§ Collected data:

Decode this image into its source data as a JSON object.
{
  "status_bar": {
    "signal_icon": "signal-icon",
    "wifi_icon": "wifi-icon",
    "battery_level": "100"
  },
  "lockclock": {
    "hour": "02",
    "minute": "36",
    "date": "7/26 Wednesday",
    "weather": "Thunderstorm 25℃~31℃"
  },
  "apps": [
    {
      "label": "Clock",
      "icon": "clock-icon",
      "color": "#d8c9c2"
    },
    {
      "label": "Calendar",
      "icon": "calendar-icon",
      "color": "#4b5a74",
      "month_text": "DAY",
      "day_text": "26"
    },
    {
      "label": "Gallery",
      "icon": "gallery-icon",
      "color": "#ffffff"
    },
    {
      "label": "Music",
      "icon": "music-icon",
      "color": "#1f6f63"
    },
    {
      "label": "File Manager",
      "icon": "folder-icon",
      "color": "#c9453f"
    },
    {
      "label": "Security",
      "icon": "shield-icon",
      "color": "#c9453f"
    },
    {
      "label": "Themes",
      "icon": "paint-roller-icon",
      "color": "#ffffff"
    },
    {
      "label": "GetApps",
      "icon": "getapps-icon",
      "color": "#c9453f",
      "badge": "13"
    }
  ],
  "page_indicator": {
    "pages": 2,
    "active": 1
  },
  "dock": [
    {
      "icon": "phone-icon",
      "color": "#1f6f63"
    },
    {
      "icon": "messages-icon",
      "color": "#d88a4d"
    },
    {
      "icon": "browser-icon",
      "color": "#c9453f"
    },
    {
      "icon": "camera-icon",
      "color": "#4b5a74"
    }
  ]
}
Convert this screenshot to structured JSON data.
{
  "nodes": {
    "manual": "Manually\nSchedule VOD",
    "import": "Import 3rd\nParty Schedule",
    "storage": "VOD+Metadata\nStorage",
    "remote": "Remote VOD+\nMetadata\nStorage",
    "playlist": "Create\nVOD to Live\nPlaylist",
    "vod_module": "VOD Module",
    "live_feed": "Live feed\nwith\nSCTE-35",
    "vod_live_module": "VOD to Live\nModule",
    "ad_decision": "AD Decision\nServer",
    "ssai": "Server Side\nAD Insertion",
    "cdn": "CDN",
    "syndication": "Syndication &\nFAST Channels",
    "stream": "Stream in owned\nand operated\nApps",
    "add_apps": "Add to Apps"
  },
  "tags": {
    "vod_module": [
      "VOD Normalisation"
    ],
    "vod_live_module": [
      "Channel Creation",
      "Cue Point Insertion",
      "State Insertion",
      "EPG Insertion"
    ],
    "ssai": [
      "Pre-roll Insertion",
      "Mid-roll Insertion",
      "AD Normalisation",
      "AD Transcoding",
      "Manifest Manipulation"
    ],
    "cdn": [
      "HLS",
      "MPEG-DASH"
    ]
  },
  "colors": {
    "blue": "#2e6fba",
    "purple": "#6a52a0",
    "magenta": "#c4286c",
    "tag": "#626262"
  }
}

§ WHAT THE TASK ASKS:
Each entry above needs to be retyped exactly.

§ TASK SOLUTION:
Decode this image into its source data as a JSON object.
{
  "status_bar": {
    "signal_icon": "signal-icon",
    "wifi_icon": "wifi-icon",
    "battery_level": "100"
  },
  "lockclock": {
    "hour": "02",
    "minute": "36",
    "date": "7/26 Wednesday",
    "weather": "Thunderstorm 25℃~31℃"
  },
  "apps": [
    {
      "label": "Clock",
      "icon": "clock-icon",
      "color": "#d8c9c2"
    },
    {
      "label": "Calendar",
      "icon": "calendar-icon",
      "color": "#4b5a74",
      "month_text": "DAY",
      "day_text": "26"
    },
    {
      "label": "Gallery",
      "icon": "gallery-icon",
      "color": "#ffffff"
    },
    {
      "label": "Music",
      "icon": "music-icon",
      "color": "#1f6f63"
    },
    {
      "label": "File Manager",
      "icon": "folder-icon",
      "color": "#c9453f"
    },
    {
      "label": "Security",
      "icon": "shield-icon",
      "color": "#c9453f"
    },
    {
      "label": "Themes",
      "icon": "paint-roller-icon",
      "color": "#ffffff"
    },
    {
      "label": "GetApps",
      "icon": "getapps-icon",
      "color": "#c9453f",
      "badge": "13"
    }
  ],
  "page_indicator": {
    "pages": 2,
    "active": 1
  },
  "dock": [
    {
      "icon": "phone-icon",
      "color": "#1f6f63"
    },
    {
      "icon": "messages-icon",
      "color": "#d88a4d"
    },
    {
      "icon": "browser-icon",
      "color": "#c9453f"
    },
    {
      "icon": "camera-icon",
      "color": "#4b5a74"
    }
  ]
}
Convert this screenshot to structured JSON data.
{
  "nodes": {
    "manual": "Manually\nSchedule VOD",
    "import": "Import 3rd\nParty Schedule",
    "storage": "VOD+Metadata\nStorage",
    "remote": "Remote VOD+\nMetadata\nStorage",
    "playlist": "Create\nVOD to Live\nPlaylist",
    "vod_module": "VOD Module",
    "live_feed": "Live feed\nwith\nSCTE-35",
    "vod_live_module": "VOD to Live\nModule",
    "ad_decision": "AD Decision\nServer",
    "ssai": "Server Side\nAD Insertion",
    "cdn": "CDN",
    "syndication": "Syndication &\nFAST Channels",
    "stream": "Stream in owned\nand operated\nApps",
    "add_apps": "Add to Apps"
  },
  "tags": {
    "vod_module": [
      "VOD Normalisation"
    ],
    "vod_live_module": [
      "Channel Creation",
      "Cue Point Insertion",
      "State Insertion",
      "EPG Insertion"
    ],
    "ssai": [
      "Pre-roll Insertion",
      "Mid-roll Insertion",
      "AD Normalisation",
      "AD Transcoding",
      "Manifest Manipulation"
    ],
    "cdn": [
      "HLS",
      "MPEG-DASH"
    ]
  },
  "colors": {
    "blue": "#2e6fba",
    "purple": "#6a52a0",
    "magenta": "#c4286c",
    "tag": "#626262"
  }
}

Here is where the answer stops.